:: Raw records

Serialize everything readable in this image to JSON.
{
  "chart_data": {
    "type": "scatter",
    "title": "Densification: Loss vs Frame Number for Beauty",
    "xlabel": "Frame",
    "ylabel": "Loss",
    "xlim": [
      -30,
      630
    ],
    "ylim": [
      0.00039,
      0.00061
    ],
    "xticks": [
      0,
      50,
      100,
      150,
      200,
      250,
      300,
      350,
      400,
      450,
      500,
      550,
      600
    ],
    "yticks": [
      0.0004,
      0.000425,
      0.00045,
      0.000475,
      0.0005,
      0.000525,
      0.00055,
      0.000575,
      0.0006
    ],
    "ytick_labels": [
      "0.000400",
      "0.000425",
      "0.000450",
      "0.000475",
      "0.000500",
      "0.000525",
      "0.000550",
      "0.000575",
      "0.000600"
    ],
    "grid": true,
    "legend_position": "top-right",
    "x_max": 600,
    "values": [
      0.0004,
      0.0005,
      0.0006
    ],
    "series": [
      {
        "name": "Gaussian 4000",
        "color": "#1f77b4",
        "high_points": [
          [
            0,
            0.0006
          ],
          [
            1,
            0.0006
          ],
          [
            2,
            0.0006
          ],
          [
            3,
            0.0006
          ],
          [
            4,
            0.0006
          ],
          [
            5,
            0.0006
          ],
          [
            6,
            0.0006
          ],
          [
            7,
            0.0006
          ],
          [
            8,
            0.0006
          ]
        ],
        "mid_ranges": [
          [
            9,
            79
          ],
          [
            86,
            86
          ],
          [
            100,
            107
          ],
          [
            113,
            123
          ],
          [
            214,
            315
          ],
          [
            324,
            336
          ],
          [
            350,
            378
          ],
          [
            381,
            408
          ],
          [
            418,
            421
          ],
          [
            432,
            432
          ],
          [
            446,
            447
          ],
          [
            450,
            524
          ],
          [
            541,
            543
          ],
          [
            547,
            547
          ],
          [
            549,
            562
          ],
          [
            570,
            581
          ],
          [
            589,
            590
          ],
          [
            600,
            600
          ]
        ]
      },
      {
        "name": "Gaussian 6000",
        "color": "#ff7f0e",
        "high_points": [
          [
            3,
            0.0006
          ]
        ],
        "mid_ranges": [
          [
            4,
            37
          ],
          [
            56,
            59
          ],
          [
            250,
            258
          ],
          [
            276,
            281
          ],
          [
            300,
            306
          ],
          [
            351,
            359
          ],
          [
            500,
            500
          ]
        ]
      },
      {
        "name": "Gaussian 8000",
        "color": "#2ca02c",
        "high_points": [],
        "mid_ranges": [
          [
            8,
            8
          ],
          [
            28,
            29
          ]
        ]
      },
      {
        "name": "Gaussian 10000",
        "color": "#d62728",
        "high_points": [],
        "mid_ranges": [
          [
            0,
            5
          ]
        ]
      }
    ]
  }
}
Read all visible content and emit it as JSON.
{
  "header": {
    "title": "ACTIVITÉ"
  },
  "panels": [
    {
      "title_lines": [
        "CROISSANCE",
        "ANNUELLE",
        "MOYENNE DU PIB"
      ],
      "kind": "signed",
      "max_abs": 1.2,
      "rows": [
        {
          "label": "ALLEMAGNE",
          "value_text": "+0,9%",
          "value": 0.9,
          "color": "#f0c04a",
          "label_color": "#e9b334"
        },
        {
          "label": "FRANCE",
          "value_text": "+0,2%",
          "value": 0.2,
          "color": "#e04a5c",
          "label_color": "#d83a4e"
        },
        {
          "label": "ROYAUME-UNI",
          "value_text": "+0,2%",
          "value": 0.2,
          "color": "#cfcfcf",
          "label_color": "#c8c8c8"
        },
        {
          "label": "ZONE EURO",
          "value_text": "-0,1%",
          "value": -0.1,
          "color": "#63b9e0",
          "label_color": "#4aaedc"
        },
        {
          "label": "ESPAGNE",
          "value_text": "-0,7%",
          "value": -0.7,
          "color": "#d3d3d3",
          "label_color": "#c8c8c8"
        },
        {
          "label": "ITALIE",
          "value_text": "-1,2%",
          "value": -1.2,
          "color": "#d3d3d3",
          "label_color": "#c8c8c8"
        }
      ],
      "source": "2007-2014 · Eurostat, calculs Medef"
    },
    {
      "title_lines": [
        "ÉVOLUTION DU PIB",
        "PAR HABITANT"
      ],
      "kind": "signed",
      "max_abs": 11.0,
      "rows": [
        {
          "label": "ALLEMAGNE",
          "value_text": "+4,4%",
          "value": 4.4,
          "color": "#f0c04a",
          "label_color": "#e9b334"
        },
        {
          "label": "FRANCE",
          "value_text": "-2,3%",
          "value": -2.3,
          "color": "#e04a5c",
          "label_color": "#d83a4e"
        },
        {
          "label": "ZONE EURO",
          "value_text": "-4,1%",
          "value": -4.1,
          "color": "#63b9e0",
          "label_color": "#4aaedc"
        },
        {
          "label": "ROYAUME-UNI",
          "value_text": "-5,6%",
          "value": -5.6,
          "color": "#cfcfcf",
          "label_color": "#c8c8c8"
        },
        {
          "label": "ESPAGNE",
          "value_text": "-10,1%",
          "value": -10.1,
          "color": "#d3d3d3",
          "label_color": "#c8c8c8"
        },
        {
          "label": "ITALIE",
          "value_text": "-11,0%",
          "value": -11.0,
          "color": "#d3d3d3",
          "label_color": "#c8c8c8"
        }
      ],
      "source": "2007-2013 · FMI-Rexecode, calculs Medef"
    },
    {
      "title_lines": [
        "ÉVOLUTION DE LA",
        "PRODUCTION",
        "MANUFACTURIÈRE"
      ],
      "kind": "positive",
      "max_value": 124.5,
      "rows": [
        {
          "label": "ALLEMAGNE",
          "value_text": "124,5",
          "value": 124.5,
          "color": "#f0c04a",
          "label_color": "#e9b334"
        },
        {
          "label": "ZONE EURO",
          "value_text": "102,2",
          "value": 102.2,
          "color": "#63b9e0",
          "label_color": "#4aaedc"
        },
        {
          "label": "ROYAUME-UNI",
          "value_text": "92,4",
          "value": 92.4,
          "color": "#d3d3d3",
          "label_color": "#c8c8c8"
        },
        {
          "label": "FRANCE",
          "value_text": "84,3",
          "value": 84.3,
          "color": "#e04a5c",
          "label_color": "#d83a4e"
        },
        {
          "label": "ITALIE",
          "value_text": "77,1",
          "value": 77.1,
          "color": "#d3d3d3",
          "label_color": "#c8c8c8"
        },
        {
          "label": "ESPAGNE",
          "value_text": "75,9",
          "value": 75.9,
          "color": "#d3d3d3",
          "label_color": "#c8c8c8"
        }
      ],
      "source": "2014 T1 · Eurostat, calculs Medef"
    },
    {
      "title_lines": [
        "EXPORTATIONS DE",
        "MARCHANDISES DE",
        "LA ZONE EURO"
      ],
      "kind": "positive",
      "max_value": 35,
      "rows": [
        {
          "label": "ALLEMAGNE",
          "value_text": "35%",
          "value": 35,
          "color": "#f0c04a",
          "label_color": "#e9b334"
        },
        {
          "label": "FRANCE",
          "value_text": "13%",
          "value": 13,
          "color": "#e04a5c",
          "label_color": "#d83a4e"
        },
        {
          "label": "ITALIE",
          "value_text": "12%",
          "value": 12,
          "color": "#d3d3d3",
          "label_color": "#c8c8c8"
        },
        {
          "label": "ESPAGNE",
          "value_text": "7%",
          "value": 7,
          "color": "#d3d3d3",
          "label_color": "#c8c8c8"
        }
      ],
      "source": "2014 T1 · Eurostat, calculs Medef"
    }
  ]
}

::::

Your task -
Write down all the entries again without a single difference.

Problem solution -
Serialize everything readable in this image to JSON.
{
  "chart_data": {
    "type": "scatter",
    "title": "Densification: Loss vs Frame Number for Beauty",
    "xlabel": "Frame",
    "ylabel": "Loss",
    "xlim": [
      -30,
      630
    ],
    "ylim": [
      0.00039,
      0.00061
    ],
    "xticks": [
      0,
      50,
      100,
      150,
      200,
      250,
      300,
      350,
      400,
      450,
      500,
      550,
      600
    ],
    "yticks": [
      0.0004,
      0.000425,
      0.00045,
      0.000475,
      0.0005,
      0.000525,
      0.00055,
      0.000575,
      0.0006
    ],
    "ytick_labels": [
      "0.000400",
      "0.000425",
      "0.000450",
      "0.000475",
      "0.000500",
      "0.000525",
      "0.000550",
      "0.000575",
      "0.000600"
    ],
    "grid": true,
    "legend_position": "top-right",
    "x_max": 600,
    "values": [
      0.0004,
      0.0005,
      0.0006
    ],
    "series": [
      {
        "name": "Gaussian 4000",
        "color": "#1f77b4",
        "high_points": [
          [
            0,
            0.0006
          ],
          [
            1,
            0.0006
          ],
          [
            2,
            0.0006
          ],
          [
            3,
            0.0006
          ],
          [
            4,
            0.0006
          ],
          [
            5,
            0.0006
          ],
          [
            6,
            0.0006
          ],
          [
            7,
            0.0006
          ],
          [
            8,
            0.0006
          ]
        ],
        "mid_ranges": [
          [
            9,
            79
          ],
          [
            86,
            86
          ],
          [
            100,
            107
          ],
          [
            113,
            123
          ],
          [
            214,
            315
          ],
          [
            324,
            336
          ],
          [
            350,
            378
          ],
          [
            381,
            408
          ],
          [
            418,
            421
          ],
          [
            432,
            432
          ],
          [
            446,
            447
          ],
          [
            450,
            524
          ],
          [
            541,
            543
          ],
          [
            547,
            547
          ],
          [
            549,
            562
          ],
          [
            570,
            581
          ],
          [
            589,
            590
          ],
          [
            600,
            600
          ]
        ]
      },
      {
        "name": "Gaussian 6000",
        "color": "#ff7f0e",
        "high_points": [
          [
            3,
            0.0006
          ]
        ],
        "mid_ranges": [
          [
            4,
            37
          ],
          [
            56,
            59
          ],
          [
            250,
            258
          ],
          [
            276,
            281
          ],
          [
            300,
            306
          ],
          [
            351,
            359
          ],
          [
            500,
            500
          ]
        ]
      },
      {
        "name": "Gaussian 8000",
        "color": "#2ca02c",
        "high_points": [],
        "mid_ranges": [
          [
            8,
            8
          ],
          [
            28,
            29
          ]
        ]
      },
      {
        "name": "Gaussian 10000",
        "color": "#d62728",
        "high_points": [],
        "mid_ranges": [
          [
            0,
            5
          ]
        ]
      }
    ]
  }
}
Read all visible content and emit it as JSON.
{
  "header": {
    "title": "ACTIVITÉ"
  },
  "panels": [
    {
      "title_lines": [
        "CROISSANCE",
        "ANNUELLE",
        "MOYENNE DU PIB"
      ],
      "kind": "signed",
      "max_abs": 1.2,
      "rows": [
        {
          "label": "ALLEMAGNE",
          "value_text": "+0,9%",
          "value": 0.9,
          "color": "#f0c04a",
          "label_color": "#e9b334"
        },
        {
          "label": "FRANCE",
          "value_text": "+0,2%",
          "value": 0.2,
          "color": "#e04a5c",
          "label_color": "#d83a4e"
        },
        {
          "label": "ROYAUME-UNI",
          "value_text": "+0,2%",
          "value": 0.2,
          "color": "#cfcfcf",
          "label_color": "#c8c8c8"
        },
        {
          "label": "ZONE EURO",
          "value_text": "-0,1%",
          "value": -0.1,
          "color": "#63b9e0",
          "label_color": "#4aaedc"
        },
        {
          "label": "ESPAGNE",
          "value_text": "-0,7%",
          "value": -0.7,
          "color": "#d3d3d3",
          "label_color": "#c8c8c8"
        },
        {
          "label": "ITALIE",
          "value_text": "-1,2%",
          "value": -1.2,
          "color": "#d3d3d3",
          "label_color": "#c8c8c8"
        }
      ],
      "source": "2007-2014 · Eurostat, calculs Medef"
    },
    {
      "title_lines": [
        "ÉVOLUTION DU PIB",
        "PAR HABITANT"
      ],
      "kind": "signed",
      "max_abs": 11.0,
      "rows": [
        {
          "label": "ALLEMAGNE",
          "value_text": "+4,4%",
          "value": 4.4,
          "color": "#f0c04a",
          "label_color": "#e9b334"
        },
        {
          "label": "FRANCE",
          "value_text": "-2,3%",
          "value": -2.3,
          "color": "#e04a5c",
          "label_color": "#d83a4e"
        },
        {
          "label": "ZONE EURO",
          "value_text": "-4,1%",
          "value": -4.1,
          "color": "#63b9e0",
          "label_color": "#4aaedc"
        },
        {
          "label": "ROYAUME-UNI",
          "value_text": "-5,6%",
          "value": -5.6,
          "color": "#cfcfcf",
          "label_color": "#c8c8c8"
        },
        {
          "label": "ESPAGNE",
          "value_text": "-10,1%",
          "value": -10.1,
          "color": "#d3d3d3",
          "label_color": "#c8c8c8"
        },
        {
          "label": "ITALIE",
          "value_text": "-11,0%",
          "value": -11.0,
          "color": "#d3d3d3",
          "label_color": "#c8c8c8"
        }
      ],
      "source": "2007-2013 · FMI-Rexecode, calculs Medef"
    },
    {
      "title_lines": [
        "ÉVOLUTION DE LA",
        "PRODUCTION",
        "MANUFACTURIÈRE"
      ],
      "kind": "positive",
      "max_value": 124.5,
      "rows": [
        {
          "label": "ALLEMAGNE",
          "value_text": "124,5",
          "value": 124.5,
          "color": "#f0c04a",
          "label_color": "#e9b334"
        },
        {
          "label": "ZONE EURO",
          "value_text": "102,2",
          "value": 102.2,
          "color": "#63b9e0",
          "label_color": "#4aaedc"
        },
        {
          "label": "ROYAUME-UNI",
          "value_text": "92,4",
          "value": 92.4,
          "color": "#d3d3d3",
          "label_color": "#c8c8c8"
        },
        {
          "label": "FRANCE",
          "value_text": "84,3",
          "value": 84.3,
          "color": "#e04a5c",
          "label_color": "#d83a4e"
        },
        {
          "label": "ITALIE",
          "value_text": "77,1",
          "value": 77.1,
          "color": "#d3d3d3",
          "label_color": "#c8c8c8"
        },
        {
          "label": "ESPAGNE",
          "value_text": "75,9",
          "value": 75.9,
          "color": "#d3d3d3",
          "label_color": "#c8c8c8"
        }
      ],
      "source": "2014 T1 · Eurostat, calculs Medef"
    },
    {
      "title_lines": [
        "EXPORTATIONS DE",
        "MARCHANDISES DE",
        "LA ZONE EURO"
      ],
      "kind": "positive",
      "max_value": 35,
      "rows": [
        {
          "label": "ALLEMAGNE",
          "value_text": "35%",
          "value": 35,
          "color": "#f0c04a",
          "label_color": "#e9b334"
        },
        {
          "label": "FRANCE",
          "value_text": "13%",
          "value": 13,
          "color": "#e04a5c",
          "label_color": "#d83a4e"
        },
        {
          "label": "ITALIE",
          "value_text": "12%",
          "value": 12,
          "color": "#d3d3d3",
          "label_color": "#c8c8c8"
        },
        {
          "label": "ESPAGNE",
          "value_text": "7%",
          "value": 7,
          "color": "#d3d3d3",
          "label_color": "#c8c8c8"
        }
      ],
      "source": "2014 T1 · Eurostat, calculs Medef"
    }
  ]
}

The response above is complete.